## EXERCISE
Pictures do not belong in the copy; restate the records below word for word.

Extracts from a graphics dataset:
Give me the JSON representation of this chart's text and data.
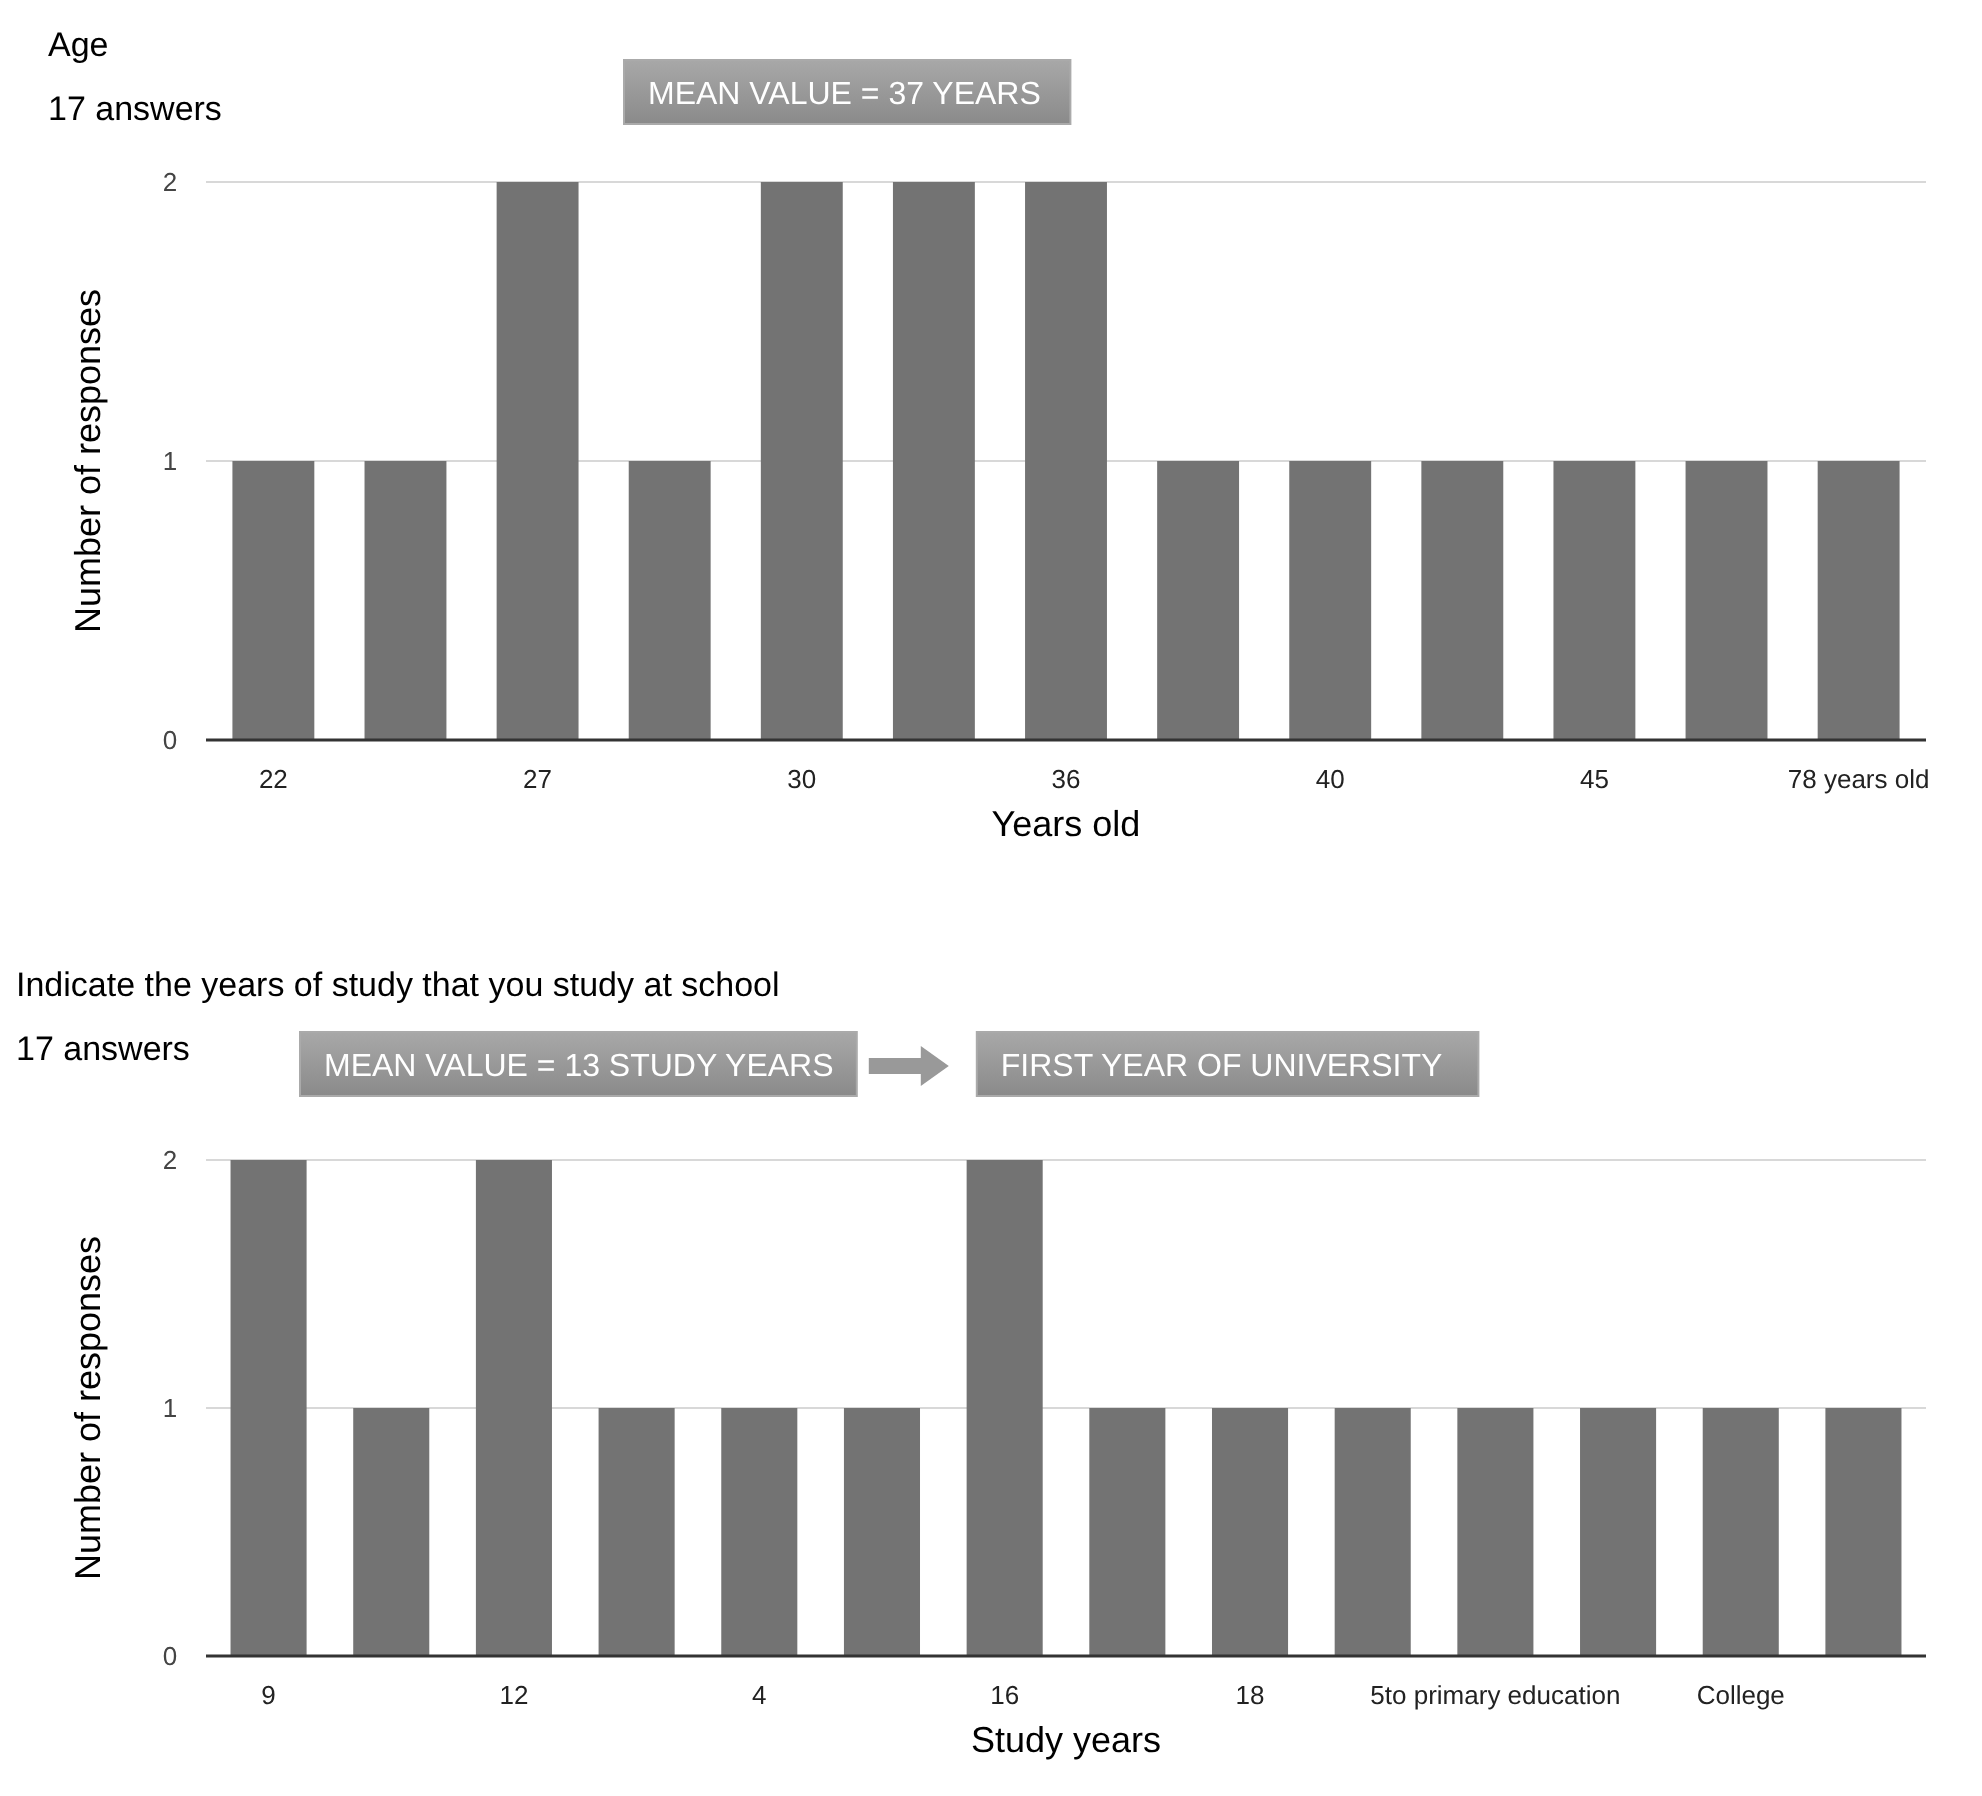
{
  "chart_data": [
    {
      "type": "bar",
      "title": "Age",
      "subtitle": "17 answers",
      "xlabel": "Years old",
      "ylabel": "Number of responses",
      "annotations": [
        "MEAN VALUE = 37 YEARS"
      ],
      "categories": [
        "22",
        null,
        "27",
        null,
        "30",
        null,
        "36",
        null,
        "40",
        null,
        "45",
        null,
        "78 years old"
      ],
      "values": [
        1,
        1,
        2,
        1,
        2,
        2,
        2,
        1,
        1,
        1,
        1,
        1,
        1
      ],
      "color": "#737373",
      "ylim": [
        0,
        2
      ],
      "yticks": [
        0,
        1,
        2
      ],
      "grid": "y"
    },
    {
      "type": "bar",
      "title": "Indicate the years of study that you study at school",
      "subtitle": "17 answers",
      "xlabel": "Study years",
      "ylabel": "Number of responses",
      "annotations": [
        "MEAN VALUE = 13 STUDY YEARS",
        "FIRST YEAR OF UNIVERSITY"
      ],
      "categories": [
        "9",
        null,
        "12",
        null,
        "4",
        null,
        "16",
        null,
        "18",
        null,
        "5to primary education",
        null,
        "College",
        null
      ],
      "values": [
        2,
        1,
        2,
        1,
        1,
        1,
        2,
        1,
        1,
        1,
        1,
        1,
        1,
        1
      ],
      "color": "#737373",
      "ylim": [
        0,
        2
      ],
      "yticks": [
        0,
        1,
        2
      ],
      "grid": "y"
    }
  ]
}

## FULL OUTPUT
Give me the JSON representation of this chart's text and data.
{
  "chart_data": [
    {
      "type": "bar",
      "title": "Age",
      "subtitle": "17 answers",
      "xlabel": "Years old",
      "ylabel": "Number of responses",
      "annotations": [
        "MEAN VALUE = 37 YEARS"
      ],
      "categories": [
        "22",
        null,
        "27",
        null,
        "30",
        null,
        "36",
        null,
        "40",
        null,
        "45",
        null,
        "78 years old"
      ],
      "values": [
        1,
        1,
        2,
        1,
        2,
        2,
        2,
        1,
        1,
        1,
        1,
        1,
        1
      ],
      "color": "#737373",
      "ylim": [
        0,
        2
      ],
      "yticks": [
        0,
        1,
        2
      ],
      "grid": "y"
    },
    {
      "type": "bar",
      "title": "Indicate the years of study that you study at school",
      "subtitle": "17 answers",
      "xlabel": "Study years",
      "ylabel": "Number of responses",
      "annotations": [
        "MEAN VALUE = 13 STUDY YEARS",
        "FIRST YEAR OF UNIVERSITY"
      ],
      "categories": [
        "9",
        null,
        "12",
        null,
        "4",
        null,
        "16",
        null,
        "18",
        null,
        "5to primary education",
        null,
        "College",
        null
      ],
      "values": [
        2,
        1,
        2,
        1,
        1,
        1,
        2,
        1,
        1,
        1,
        1,
        1,
        1,
        1
      ],
      "color": "#737373",
      "ylim": [
        0,
        2
      ],
      "yticks": [
        0,
        1,
        2
      ],
      "grid": "y"
    }
  ]
}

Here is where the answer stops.